─── Document extract
1942 military campaign of World Ward II

Battle of Yunnan-Burma Road (18 March – 24 May 1942; 滇緬路戰役) was the name of the Chinese intervention to aid their British allies in the 1942 Burma Campaign. Its forces were composed of the Fifth, Sixth and Sixty-sixth Army under the command of the Chinese Expeditionary Force in Burma, commanded by Lt. General Joseph Stilwell, Lt. General Luo Zhuoying was his executive officer.

In February 1942, General Lo Cho-ying directed 5th Army to move from western Yunnan to the vicinity of Toungoo and further south in Burma. Advanced elements of the 200th Division of 5th Army arrived at Toungoo on March 8, 1942, and took over defensive positions from the British forces. The 6th Army was directed to move from Kunming to the Burma–Thai border. Its leading elements reached Mawchi, Mong Pan and Mong Ton in mid March. The 66th Army later arrived in Lashio and Mandalay as a reserve and to assist the British forces in their operations.
──────
Brief 1
From the account of the Battle of Yunnan-Burma Road, copy word for word the part that opens with the words containing "1942 military campaign" and closes with "his executive officer.".
Brief 2
Carry on the account of the Battle of Yunnan-Burma Road from the point where it stops.
─── Provided material
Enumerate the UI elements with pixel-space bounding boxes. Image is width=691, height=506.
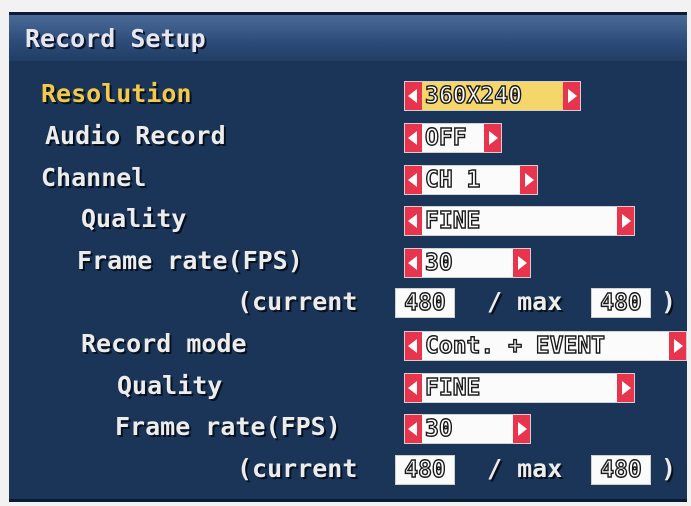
──────
─── Provided material
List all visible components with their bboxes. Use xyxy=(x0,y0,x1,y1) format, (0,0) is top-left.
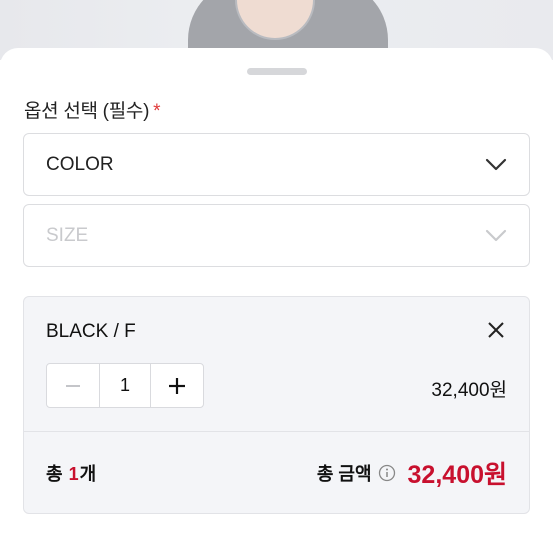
──────
─── Provided material
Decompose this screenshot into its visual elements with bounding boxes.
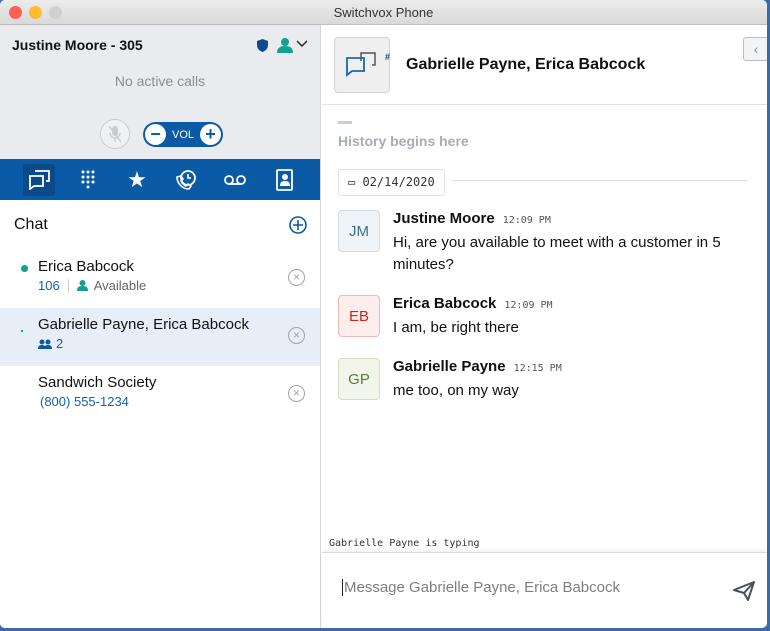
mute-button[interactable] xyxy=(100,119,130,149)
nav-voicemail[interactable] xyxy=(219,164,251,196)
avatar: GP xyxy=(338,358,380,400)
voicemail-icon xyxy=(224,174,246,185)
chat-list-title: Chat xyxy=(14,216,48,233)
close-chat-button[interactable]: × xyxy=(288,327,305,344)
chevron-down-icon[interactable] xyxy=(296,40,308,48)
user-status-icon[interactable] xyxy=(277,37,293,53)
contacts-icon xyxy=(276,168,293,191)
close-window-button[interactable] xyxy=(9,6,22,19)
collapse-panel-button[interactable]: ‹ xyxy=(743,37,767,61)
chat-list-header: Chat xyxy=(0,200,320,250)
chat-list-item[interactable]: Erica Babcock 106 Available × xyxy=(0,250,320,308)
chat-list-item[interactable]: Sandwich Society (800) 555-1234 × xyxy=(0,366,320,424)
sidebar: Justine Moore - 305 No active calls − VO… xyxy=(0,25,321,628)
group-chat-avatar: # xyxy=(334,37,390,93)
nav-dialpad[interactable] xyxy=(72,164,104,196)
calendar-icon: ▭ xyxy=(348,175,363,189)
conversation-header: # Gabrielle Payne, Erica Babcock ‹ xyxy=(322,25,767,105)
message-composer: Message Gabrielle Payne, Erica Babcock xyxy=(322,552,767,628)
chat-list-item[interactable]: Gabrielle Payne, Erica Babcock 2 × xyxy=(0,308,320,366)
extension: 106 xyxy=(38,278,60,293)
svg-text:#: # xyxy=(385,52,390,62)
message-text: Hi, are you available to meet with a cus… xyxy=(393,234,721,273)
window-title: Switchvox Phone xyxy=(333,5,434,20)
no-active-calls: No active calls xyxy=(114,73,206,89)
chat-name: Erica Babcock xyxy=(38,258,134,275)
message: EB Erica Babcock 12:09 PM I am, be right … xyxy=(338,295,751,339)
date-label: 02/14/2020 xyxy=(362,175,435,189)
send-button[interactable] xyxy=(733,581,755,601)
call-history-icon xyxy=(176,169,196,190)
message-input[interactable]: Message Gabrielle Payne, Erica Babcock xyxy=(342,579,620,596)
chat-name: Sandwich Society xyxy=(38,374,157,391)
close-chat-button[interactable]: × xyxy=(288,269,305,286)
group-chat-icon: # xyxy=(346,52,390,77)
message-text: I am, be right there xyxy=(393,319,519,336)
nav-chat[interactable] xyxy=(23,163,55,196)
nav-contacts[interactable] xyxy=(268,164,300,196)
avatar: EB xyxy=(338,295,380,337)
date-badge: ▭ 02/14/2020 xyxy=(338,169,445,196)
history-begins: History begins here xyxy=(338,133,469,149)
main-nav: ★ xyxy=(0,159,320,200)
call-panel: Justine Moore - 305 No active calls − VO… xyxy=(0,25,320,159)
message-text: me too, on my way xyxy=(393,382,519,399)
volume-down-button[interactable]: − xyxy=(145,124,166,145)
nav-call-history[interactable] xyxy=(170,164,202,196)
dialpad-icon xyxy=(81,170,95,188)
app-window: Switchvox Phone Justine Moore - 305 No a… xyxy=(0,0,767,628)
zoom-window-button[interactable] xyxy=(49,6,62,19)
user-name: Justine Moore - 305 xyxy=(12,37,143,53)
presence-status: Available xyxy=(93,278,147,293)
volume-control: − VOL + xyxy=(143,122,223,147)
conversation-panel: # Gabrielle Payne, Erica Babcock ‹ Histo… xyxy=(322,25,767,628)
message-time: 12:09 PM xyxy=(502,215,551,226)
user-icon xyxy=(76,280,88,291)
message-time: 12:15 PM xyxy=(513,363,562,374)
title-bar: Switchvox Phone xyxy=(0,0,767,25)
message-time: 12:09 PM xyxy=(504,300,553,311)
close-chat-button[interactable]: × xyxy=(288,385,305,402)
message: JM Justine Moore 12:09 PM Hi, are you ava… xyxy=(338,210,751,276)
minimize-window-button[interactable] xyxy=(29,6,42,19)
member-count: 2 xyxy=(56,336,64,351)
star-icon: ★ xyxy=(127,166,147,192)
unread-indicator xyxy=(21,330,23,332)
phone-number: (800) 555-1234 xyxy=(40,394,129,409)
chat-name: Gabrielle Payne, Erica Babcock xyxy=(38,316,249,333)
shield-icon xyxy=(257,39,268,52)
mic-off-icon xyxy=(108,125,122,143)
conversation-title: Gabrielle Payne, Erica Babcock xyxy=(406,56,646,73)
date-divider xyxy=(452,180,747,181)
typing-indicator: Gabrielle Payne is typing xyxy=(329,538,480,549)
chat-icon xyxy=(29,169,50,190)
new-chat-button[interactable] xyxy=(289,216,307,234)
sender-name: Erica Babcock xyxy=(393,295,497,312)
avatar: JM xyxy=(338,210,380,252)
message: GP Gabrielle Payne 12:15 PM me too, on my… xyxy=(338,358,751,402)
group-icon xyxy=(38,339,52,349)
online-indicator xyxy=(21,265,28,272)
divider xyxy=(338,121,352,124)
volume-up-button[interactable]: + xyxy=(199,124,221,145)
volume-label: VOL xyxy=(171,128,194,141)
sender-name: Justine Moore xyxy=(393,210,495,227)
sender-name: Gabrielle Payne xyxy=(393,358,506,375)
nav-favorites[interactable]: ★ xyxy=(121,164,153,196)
──────
Task result 1
1942 military campaign of World Ward II

Battle of Yunnan-Burma Road (18 March – 24 May 1942; 滇緬路戰役) was the name of the Chinese intervention to aid their British allies in the 1942 Burma Campaign. Its forces were composed of the Fifth, Sixth and Sixty-sixth Army under the command of the Chinese Expeditionary Force in Burma, commanded by Lt. General Joseph Stilwell, Lt. General Luo Zhuoying was his executive officer.

Task result 2
== Battles of the Yunnan-Burma Road Campaign ==
- Battle of Tachiao March 18–19, 1942
- Battle of Oktwin March 20–23, 1942, in vicinity of Oktwin
- Battle of Toungoo March 24–30, 1942, in and around Taungoo
- Battle of Yedashe April 5–8, 1942, in vicinity of Yedashe
- Battle of Szuwa River April 10–16, 1942, at Szuwa River northwest of Yedashe
- Battle of Mawchi and Bato Early April 1942, in vicinity of Mawchi
- Battle of Bawlake April 17, 1942, in vicinity of Bawlakhe
- Battle of Yenangyaung April 17–19, 1942
- Battle of Pyinmana April 17–20, 1942, in vicinity of Pyinmana
- Battle of Loikaw April 20, 1942, in vicinity of Loikaw
- Battle of Hopong-Taunggyi April 20–24, 1942, in vicinity of Hopong and Taunggyi
- Battle of Loilem April 25, 1942, in vicinity of Loilem
- Battle of Lashio April 29, 1942, in vicinity of Lashio
- Battle of Hsenwe May 1, 1942
- Battle of Salween River May 6–31, 1942
- Battle of Hsipaw-Mogok Highway May 23, 1942
- Battle of Kokang August 1942

== See also ==
- China Burma India Theater of World War II (CBI)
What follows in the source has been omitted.